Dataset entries

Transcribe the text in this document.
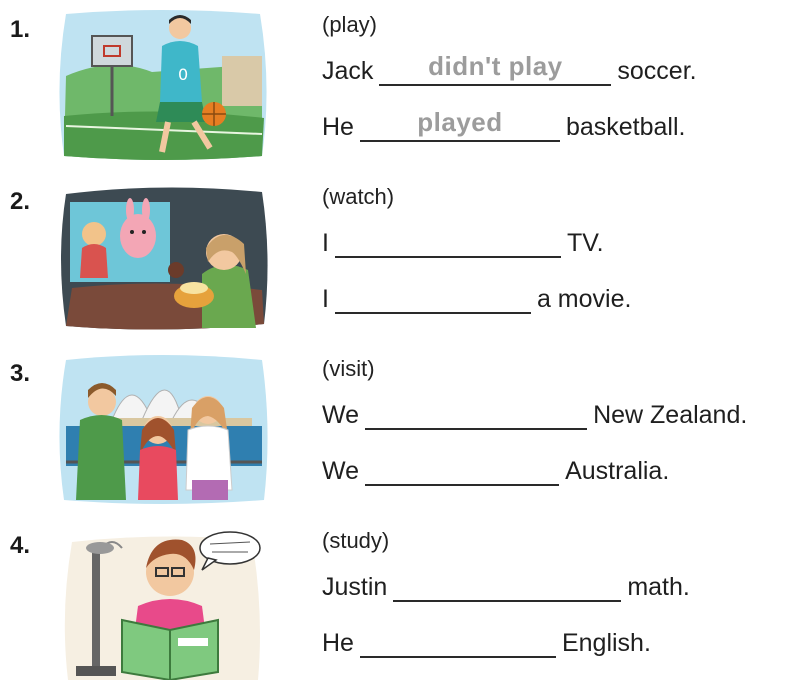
1.
0
(play)
Jack	didn't play	soccer.
He	played	basketball.
2.	(watch)
I	TV.
I	a movie.
3.	(visit)
We	New Zealand.
We	Australia.
4.	(study)
Justin	math.
He	English.
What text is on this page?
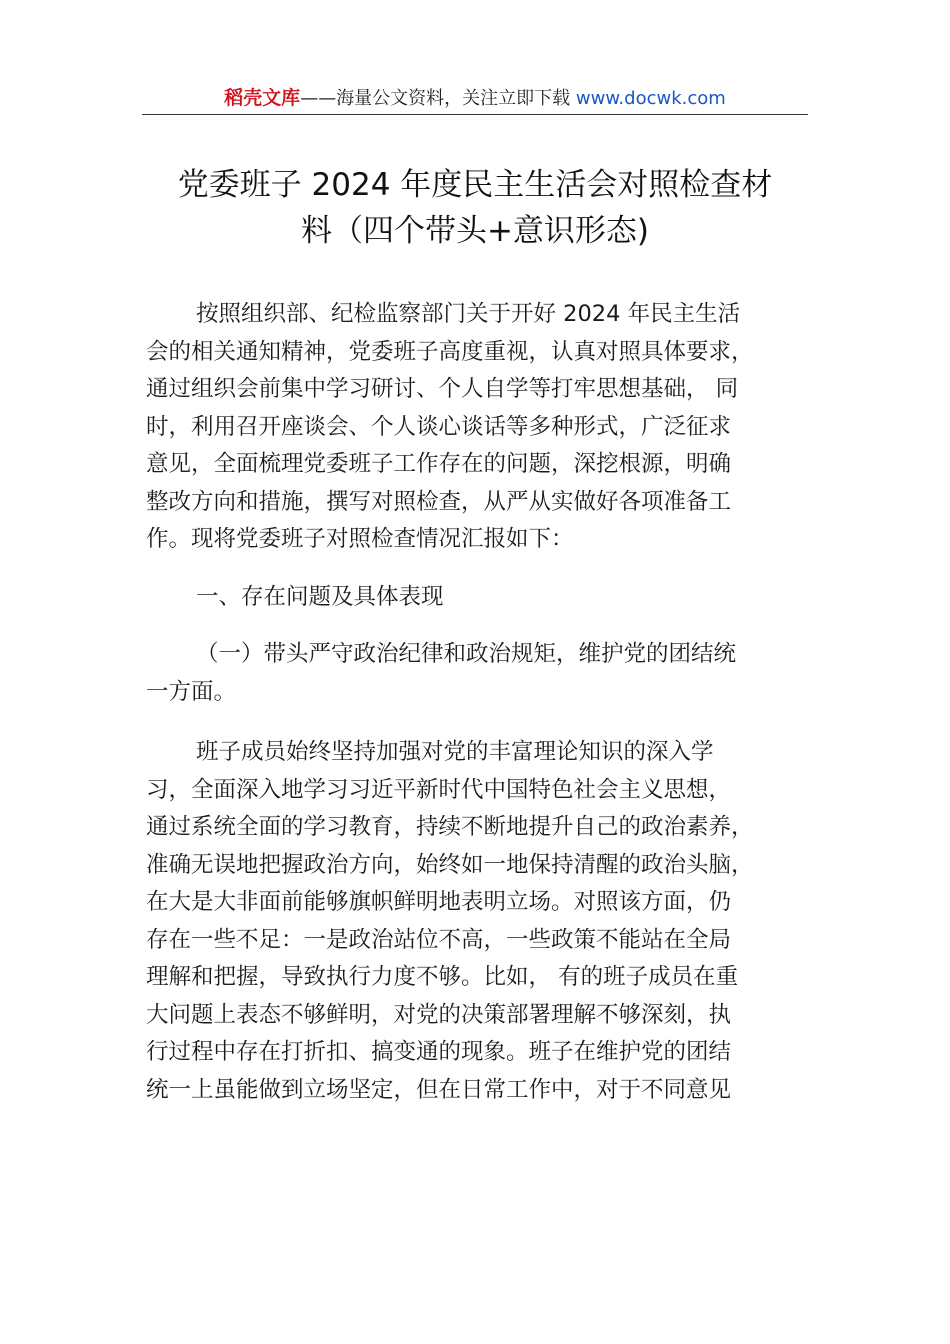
稻壳文库——海量公文资料，关注立即下载 www.docwk.com
党委班子 2024 年度民主生活会对照检查材
料（四个带头+意识形态)
按照组织部、纪检监察部门关于开好 2024 年民主生活
会的相关通知精神，党委班子高度重视，认真对照具体要求，
通过组织会前集中学习研讨、个人自学等打牢思想基础， 同
时，利用召开座谈会、个人谈心谈话等多种形式，广泛征求
意见，全面梳理党委班子工作存在的问题，深挖根源，明确
整改方向和措施，撰写对照检查，从严从实做好各项准备工
作。现将党委班子对照检查情况汇报如下：
一、存在问题及具体表现
（一）带头严守政治纪律和政治规矩，维护党的团结统
一方面。
班子成员始终坚持加强对党的丰富理论知识的深入学
习，全面深入地学习习近平新时代中国特色社会主义思想，
通过系统全面的学习教育，持续不断地提升自己的政治素养，
准确无误地把握政治方向，始终如一地保持清醒的政治头脑，
在大是大非面前能够旗帜鲜明地表明立场。对照该方面，仍
存在一些不足：一是政治站位不高，一些政策不能站在全局
理解和把握，导致执行力度不够。比如， 有的班子成员在重
大问题上表态不够鲜明，对党的决策部署理解不够深刻，执
行过程中存在打折扣、搞变通的现象。班子在维护党的团结
统一上虽能做到立场坚定，但在日常工作中，对于不同意见
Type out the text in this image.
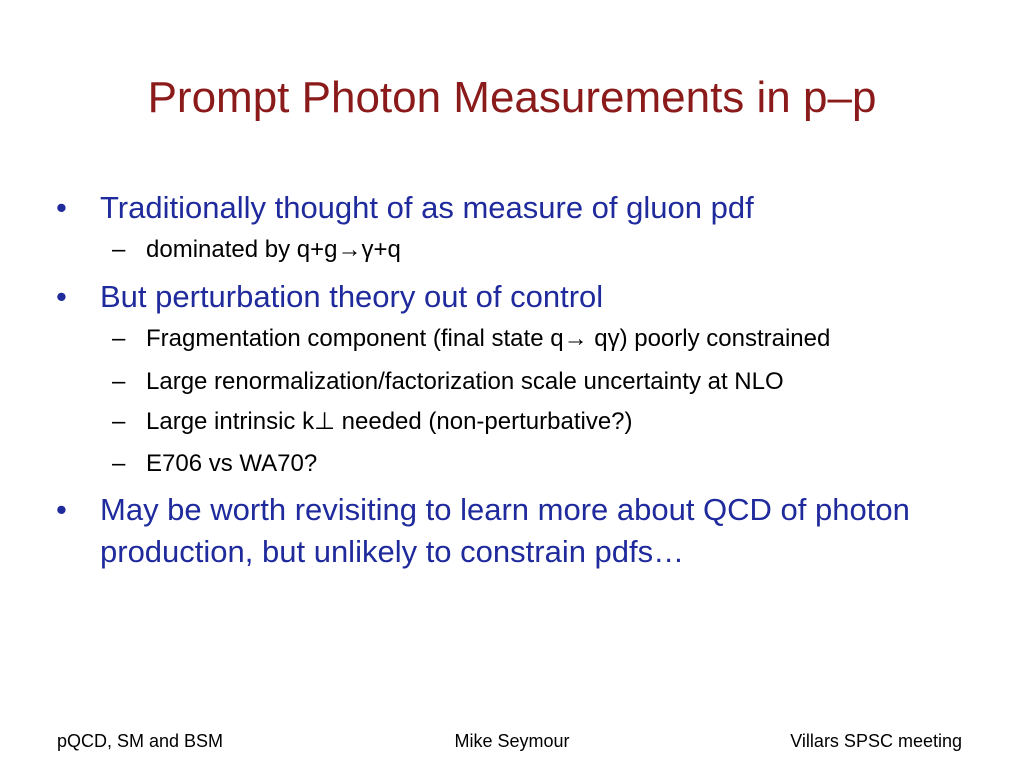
Prompt Photon Measurements in p–p
• Traditionally thought of as measure of gluon pdf
– dominated by q+g→γ+q
• But perturbation theory out of control
– Fragmentation component (final state q→ qγ) poorly constrained
– Large renormalization/factorization scale uncertainty at NLO
– Large intrinsic k⊥ needed (non-perturbative?)
– E706 vs WA70?
• May be worth revisiting to learn more about QCD of photon production, but unlikely to constrain pdfs…
Mike Seymour
pQCD, SM and BSM	Villars SPSC meeting
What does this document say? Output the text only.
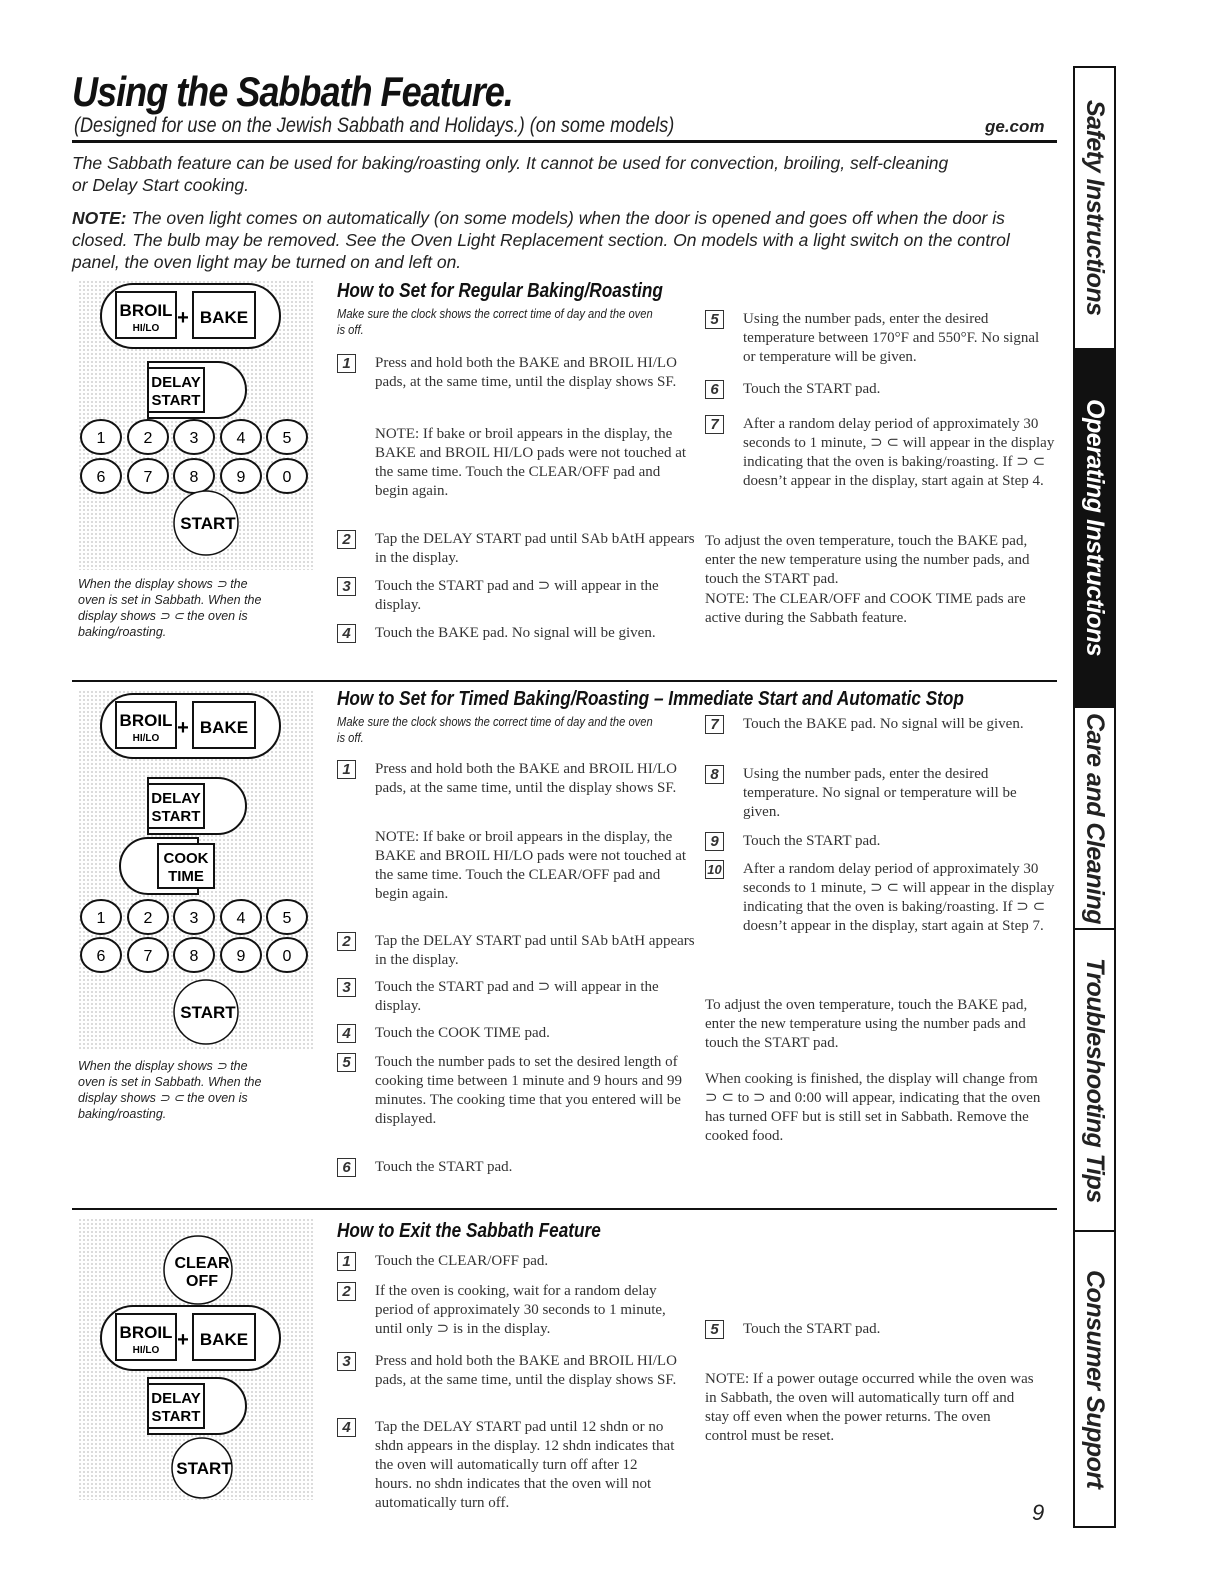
Using the Sabbath Feature.
(Designed for use on the Jewish Sabbath and Holidays.) (on some models)	ge.com
The Sabbath feature can be used for baking/roasting only. It cannot be used for convection, broiling, self-cleaning or Delay Start cooking.
NOTE: The oven light comes on automatically (on some models) when the door is opened and goes off when the door is closed. The bulb may be removed. See the Oven Light Replacement section. On models with a light switch on the control panel, the oven light may be turned on and left on.
BROIL
HI/LO + BAKE
DELAY
START
1 2 3 4 5
6 7 8 9 0
START
When the display shows ⊃ the
oven is set in Sabbath. When the
display shows ⊃ ⊂ the oven is
baking/roasting.
How to Set for Regular Baking/Roasting
Make sure the clock shows the correct time of day and the oven is off.
1	Press and hold both the BAKE and BROIL HI/LO pads, at the same time, until the display shows SF.
NOTE: If bake or broil appears in the display, the BAKE and BROIL HI/LO pads were not touched at the same time. Touch the CLEAR/OFF pad and begin again.
2	Tap the DELAY START pad until SAb bAtH appears in the display.
3	Touch the START pad and ⊃ will appear in the display.
4	Touch the BAKE pad. No signal will be given.
5	Using the number pads, enter the desired temperature between 170°F and 550°F. No signal or temperature will be given.
6	Touch the START pad.
7	After a random delay period of approximately 30 seconds to 1 minute, ⊃ ⊂ will appear in the display indicating that the oven is baking/roasting. If ⊃ ⊂ doesn’t appear in the display, start again at Step 4.
To adjust the oven temperature, touch the BAKE pad, enter the new temperature using the number pads, and touch the START pad.
NOTE: The CLEAR/OFF and COOK TIME pads are active during the Sabbath feature.
BROIL
HI/LO + BAKE
DELAY
START
COOK
TIME
1 2 3 4 5
6 7 8 9 0
START
When the display shows ⊃ the
oven is set in Sabbath. When the
display shows ⊃ ⊂ the oven is
baking/roasting.
How to Set for Timed Baking/Roasting – Immediate Start and Automatic Stop
Make sure the clock shows the correct time of day and the oven is off.
1	Press and hold both the BAKE and BROIL HI/LO pads, at the same time, until the display shows SF.
NOTE: If bake or broil appears in the display, the BAKE and BROIL HI/LO pads were not touched at the same time. Touch the CLEAR/OFF pad and begin again.
2	Tap the DELAY START pad until SAb bAtH appears in the display.
3	Touch the START pad and ⊃ will appear in the display.
4	Touch the COOK TIME pad.
5	Touch the number pads to set the desired length of cooking time between 1 minute and 9 hours and 99 minutes. The cooking time that you entered will be displayed.
6	Touch the START pad.
7	Touch the BAKE pad. No signal will be given.
8	Using the number pads, enter the desired temperature. No signal or temperature will be given.
9	Touch the START pad.
10 After a random delay period of approximately 30 seconds to 1 minute, ⊃ ⊂ will appear in the display indicating that the oven is baking/roasting. If ⊃ ⊂ doesn’t appear in the display, start again at Step 7.
To adjust the oven temperature, touch the BAKE pad, enter the new temperature using the number pads and touch the START pad.
When cooking is finished, the display will change from ⊃ ⊂ to ⊃ and 0:00 will appear, indicating that the oven has turned OFF but is still set in Sabbath. Remove the cooked food.
CLEAR
OFF
BROIL
HI/LO + BAKE
DELAY
START
START
How to Exit the Sabbath Feature
1	Touch the CLEAR/OFF pad.
2	If the oven is cooking, wait for a random delay period of approximately 30 seconds to 1 minute, until only ⊃ is in the display.
3	Press and hold both the BAKE and BROIL HI/LO pads, at the same time, until the display shows SF.
4	Tap the DELAY START pad until 12 shdn or no shdn appears in the display. 12 shdn indicates that the oven will automatically turn off after 12 hours. no shdn indicates that the oven will not automatically turn off.
5	Touch the START pad.
NOTE: If a power outage occurred while the oven was in Sabbath, the oven will automatically turn off and stay off even when the power returns. The oven control must be reset.
Safety Instructions
Operating Instructions
Care and Cleaning
Troubleshooting Tips
Consumer Support
9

◆ **REQUIRED TASK**
Output the records above exactly as they are, leaving out the pictures.

◆ **RESULT BELOW**
Transcribe the text in this document.
1.
0
(play)
Jack	didn't play	soccer.
He	played	basketball.
2.	(watch)
I	TV.
I	a movie.
3.	(visit)
We	New Zealand.
We	Australia.
4.	(study)
Justin	math.
He	English.
What text is on this page?
稻壳文库——海量公文资料，关注立即下载 www.docwk.com
党委班子 2024 年度民主生活会对照检查材
料（四个带头+意识形态)
按照组织部、纪检监察部门关于开好 2024 年民主生活
会的相关通知精神，党委班子高度重视，认真对照具体要求，
通过组织会前集中学习研讨、个人自学等打牢思想基础， 同
时，利用召开座谈会、个人谈心谈话等多种形式，广泛征求
意见，全面梳理党委班子工作存在的问题，深挖根源，明确
整改方向和措施，撰写对照检查，从严从实做好各项准备工
作。现将党委班子对照检查情况汇报如下：
一、存在问题及具体表现
（一）带头严守政治纪律和政治规矩，维护党的团结统
一方面。
班子成员始终坚持加强对党的丰富理论知识的深入学
习，全面深入地学习习近平新时代中国特色社会主义思想，
通过系统全面的学习教育，持续不断地提升自己的政治素养，
准确无误地把握政治方向，始终如一地保持清醒的政治头脑，
在大是大非面前能够旗帜鲜明地表明立场。对照该方面，仍
存在一些不足：一是政治站位不高，一些政策不能站在全局
理解和把握，导致执行力度不够。比如， 有的班子成员在重
大问题上表态不够鲜明，对党的决策部署理解不够深刻，执
行过程中存在打折扣、搞变通的现象。班子在维护党的团结
统一上虽能做到立场坚定，但在日常工作中，对于不同意见
Type out the text in this image.
Prompt Photon Measurements in p–p
• Traditionally thought of as measure of gluon pdf
– dominated by q+g→γ+q
• But perturbation theory out of control
– Fragmentation component (final state q→ qγ) poorly constrained
– Large renormalization/factorization scale uncertainty at NLO
– Large intrinsic k⊥ needed (non-perturbative?)
– E706 vs WA70?
• May be worth revisiting to learn more about QCD of photon production, but unlikely to constrain pdfs…
Mike Seymour
pQCD, SM and BSM	Villars SPSC meeting
What does this document say? Output the text only.
Using the Sabbath Feature.
(Designed for use on the Jewish Sabbath and Holidays.) (on some models)	ge.com
The Sabbath feature can be used for baking/roasting only. It cannot be used for convection, broiling, self-cleaning or Delay Start cooking.
NOTE: The oven light comes on automatically (on some models) when the door is opened and goes off when the door is closed. The bulb may be removed. See the Oven Light Replacement section. On models with a light switch on the control panel, the oven light may be turned on and left on.
BROIL
HI/LO + BAKE
DELAY
START
1 2 3 4 5
6 7 8 9 0
START
When the display shows ⊃ the
oven is set in Sabbath. When the
display shows ⊃ ⊂ the oven is
baking/roasting.
How to Set for Regular Baking/Roasting
Make sure the clock shows the correct time of day and the oven is off.
1	Press and hold both the BAKE and BROIL HI/LO pads, at the same time, until the display shows SF.
NOTE: If bake or broil appears in the display, the BAKE and BROIL HI/LO pads were not touched at the same time. Touch the CLEAR/OFF pad and begin again.
2	Tap the DELAY START pad until SAb bAtH appears in the display.
3	Touch the START pad and ⊃ will appear in the display.
4	Touch the BAKE pad. No signal will be given.
5	Using the number pads, enter the desired temperature between 170°F and 550°F. No signal or temperature will be given.
6	Touch the START pad.
7	After a random delay period of approximately 30 seconds to 1 minute, ⊃ ⊂ will appear in the display indicating that the oven is baking/roasting. If ⊃ ⊂ doesn’t appear in the display, start again at Step 4.
To adjust the oven temperature, touch the BAKE pad, enter the new temperature using the number pads, and touch the START pad.
NOTE: The CLEAR/OFF and COOK TIME pads are active during the Sabbath feature.
BROIL
HI/LO + BAKE
DELAY
START
COOK
TIME
1 2 3 4 5
6 7 8 9 0
START
When the display shows ⊃ the
oven is set in Sabbath. When the
display shows ⊃ ⊂ the oven is
baking/roasting.
How to Set for Timed Baking/Roasting – Immediate Start and Automatic Stop
Make sure the clock shows the correct time of day and the oven is off.
1	Press and hold both the BAKE and BROIL HI/LO pads, at the same time, until the display shows SF.
NOTE: If bake or broil appears in the display, the BAKE and BROIL HI/LO pads were not touched at the same time. Touch the CLEAR/OFF pad and begin again.
2	Tap the DELAY START pad until SAb bAtH appears in the display.
3	Touch the START pad and ⊃ will appear in the display.
4	Touch the COOK TIME pad.
5	Touch the number pads to set the desired length of cooking time between 1 minute and 9 hours and 99 minutes. The cooking time that you entered will be displayed.
6	Touch the START pad.
7	Touch the BAKE pad. No signal will be given.
8	Using the number pads, enter the desired temperature. No signal or temperature will be given.
9	Touch the START pad.
10 After a random delay period of approximately 30 seconds to 1 minute, ⊃ ⊂ will appear in the display indicating that the oven is baking/roasting. If ⊃ ⊂ doesn’t appear in the display, start again at Step 7.
To adjust the oven temperature, touch the BAKE pad, enter the new temperature using the number pads and touch the START pad.
When cooking is finished, the display will change from ⊃ ⊂ to ⊃ and 0:00 will appear, indicating that the oven has turned OFF but is still set in Sabbath. Remove the cooked food.
CLEAR
OFF
BROIL
HI/LO + BAKE
DELAY
START
START
How to Exit the Sabbath Feature
1	Touch the CLEAR/OFF pad.
2	If the oven is cooking, wait for a random delay period of approximately 30 seconds to 1 minute, until only ⊃ is in the display.
3	Press and hold both the BAKE and BROIL HI/LO pads, at the same time, until the display shows SF.
4	Tap the DELAY START pad until 12 shdn or no shdn appears in the display. 12 shdn indicates that the oven will automatically turn off after 12 hours. no shdn indicates that the oven will not automatically turn off.
5	Touch the START pad.
NOTE: If a power outage occurred while the oven was in Sabbath, the oven will automatically turn off and stay off even when the power returns. The oven control must be reset.
Safety Instructions
Operating Instructions
Care and Cleaning
Troubleshooting Tips
Consumer Support
9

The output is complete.